AVAILABLE RECORDS
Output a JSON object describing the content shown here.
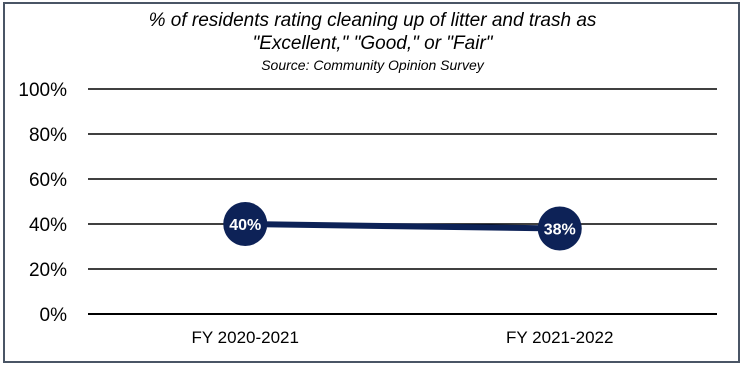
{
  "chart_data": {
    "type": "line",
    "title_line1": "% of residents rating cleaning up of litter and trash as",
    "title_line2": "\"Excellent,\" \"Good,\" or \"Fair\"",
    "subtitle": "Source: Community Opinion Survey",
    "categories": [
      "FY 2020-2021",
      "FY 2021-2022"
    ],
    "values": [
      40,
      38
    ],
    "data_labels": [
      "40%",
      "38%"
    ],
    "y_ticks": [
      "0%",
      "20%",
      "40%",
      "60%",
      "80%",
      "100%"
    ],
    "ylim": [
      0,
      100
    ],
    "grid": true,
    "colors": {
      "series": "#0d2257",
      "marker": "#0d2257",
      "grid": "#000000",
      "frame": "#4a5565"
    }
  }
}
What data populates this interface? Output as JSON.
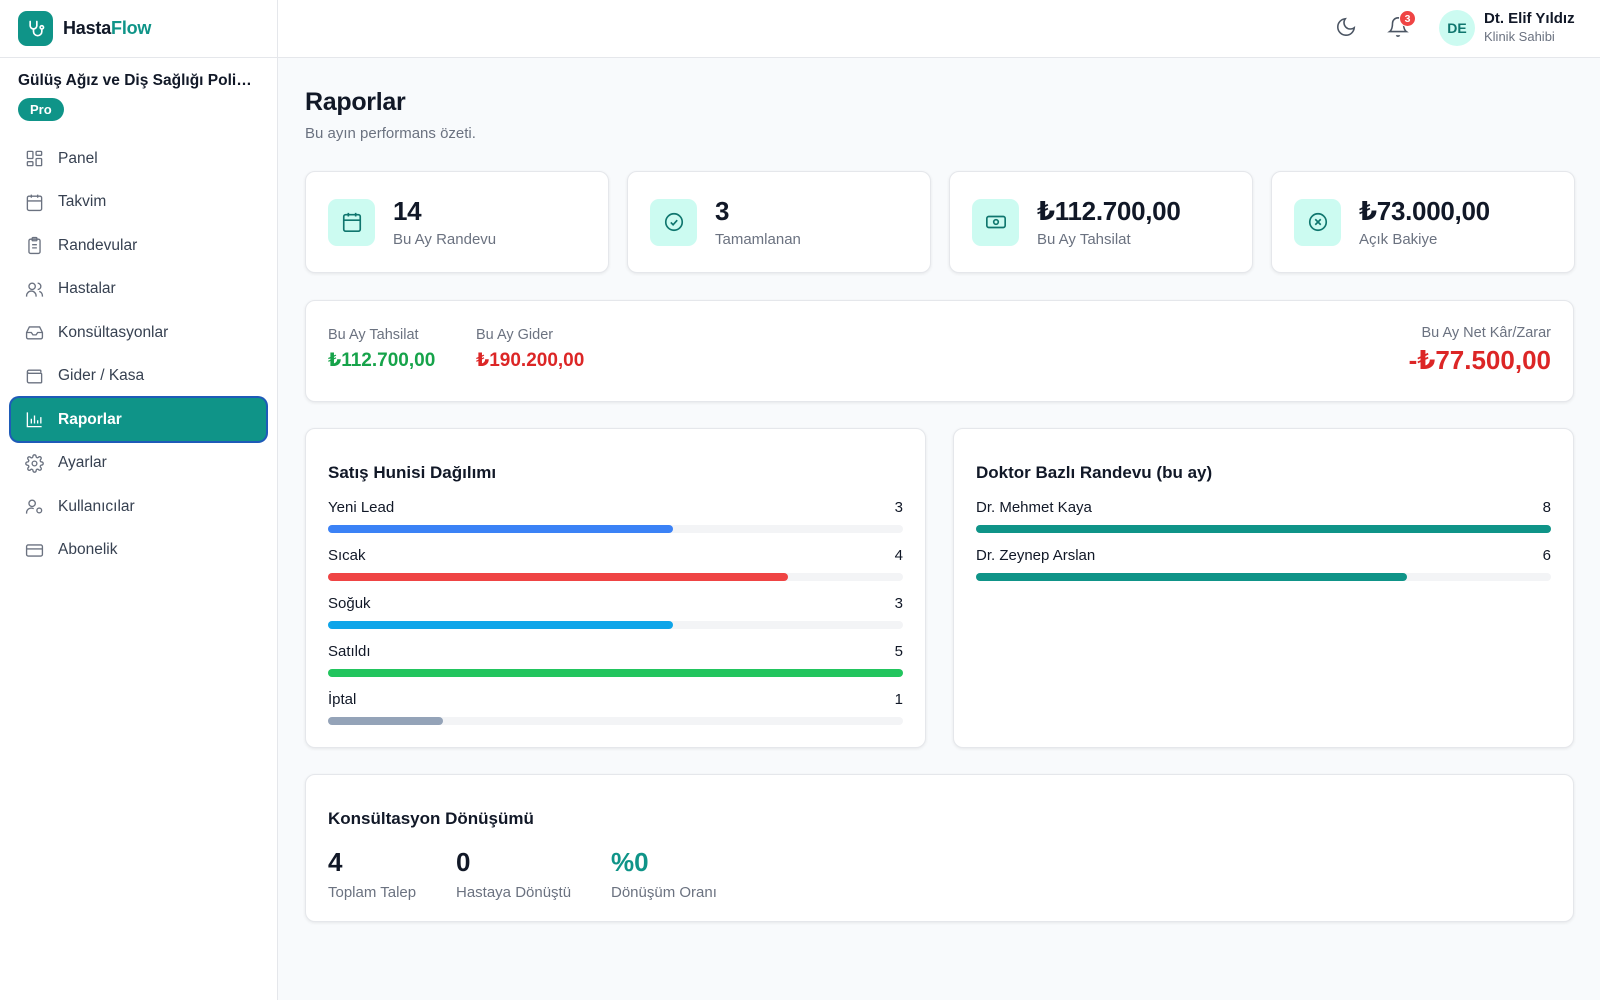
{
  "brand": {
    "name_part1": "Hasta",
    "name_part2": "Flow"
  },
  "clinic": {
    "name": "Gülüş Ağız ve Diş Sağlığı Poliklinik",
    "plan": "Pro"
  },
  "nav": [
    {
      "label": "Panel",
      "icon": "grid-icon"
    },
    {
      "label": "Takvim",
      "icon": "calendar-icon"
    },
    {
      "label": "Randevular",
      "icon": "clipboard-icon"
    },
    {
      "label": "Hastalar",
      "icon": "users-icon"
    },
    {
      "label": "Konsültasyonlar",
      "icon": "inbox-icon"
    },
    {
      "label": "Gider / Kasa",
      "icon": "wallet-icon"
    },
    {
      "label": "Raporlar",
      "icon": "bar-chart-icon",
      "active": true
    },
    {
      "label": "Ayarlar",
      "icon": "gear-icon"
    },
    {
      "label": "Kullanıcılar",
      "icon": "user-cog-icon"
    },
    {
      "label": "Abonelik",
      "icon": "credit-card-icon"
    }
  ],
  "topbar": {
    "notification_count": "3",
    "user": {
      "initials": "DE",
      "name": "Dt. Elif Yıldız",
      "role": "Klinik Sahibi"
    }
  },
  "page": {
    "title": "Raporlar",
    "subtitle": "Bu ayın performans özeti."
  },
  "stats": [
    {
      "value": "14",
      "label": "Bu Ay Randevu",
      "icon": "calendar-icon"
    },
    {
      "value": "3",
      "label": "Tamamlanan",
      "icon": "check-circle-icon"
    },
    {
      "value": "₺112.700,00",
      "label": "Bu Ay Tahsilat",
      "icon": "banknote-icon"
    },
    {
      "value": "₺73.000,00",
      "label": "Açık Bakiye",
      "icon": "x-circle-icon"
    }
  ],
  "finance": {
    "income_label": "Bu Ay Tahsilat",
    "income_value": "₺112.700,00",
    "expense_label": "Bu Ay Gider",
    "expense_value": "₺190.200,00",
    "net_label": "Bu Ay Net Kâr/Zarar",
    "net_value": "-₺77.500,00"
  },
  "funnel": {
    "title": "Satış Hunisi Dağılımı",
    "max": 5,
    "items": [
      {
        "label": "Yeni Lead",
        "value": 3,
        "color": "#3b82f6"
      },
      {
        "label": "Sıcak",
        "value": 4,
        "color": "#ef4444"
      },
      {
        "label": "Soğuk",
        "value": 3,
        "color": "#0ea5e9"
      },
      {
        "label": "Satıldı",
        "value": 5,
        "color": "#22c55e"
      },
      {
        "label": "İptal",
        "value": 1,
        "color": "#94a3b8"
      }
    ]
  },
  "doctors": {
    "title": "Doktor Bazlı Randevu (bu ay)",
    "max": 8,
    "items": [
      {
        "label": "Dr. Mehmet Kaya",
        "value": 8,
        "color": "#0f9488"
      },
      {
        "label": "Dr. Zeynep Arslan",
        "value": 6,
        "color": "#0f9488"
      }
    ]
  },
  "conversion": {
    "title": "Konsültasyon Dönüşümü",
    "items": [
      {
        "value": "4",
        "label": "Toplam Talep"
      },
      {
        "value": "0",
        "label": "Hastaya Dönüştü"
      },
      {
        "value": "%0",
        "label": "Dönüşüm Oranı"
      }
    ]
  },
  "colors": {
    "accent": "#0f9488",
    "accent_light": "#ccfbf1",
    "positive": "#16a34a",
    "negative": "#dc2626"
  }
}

WRITTEN INSTRUCTION
Using the listing above, show every line that includes the string "grid".

EXPECTED ANSWER
    "grid": true,
      "grid": "#000000",
      "icon": "grid-icon"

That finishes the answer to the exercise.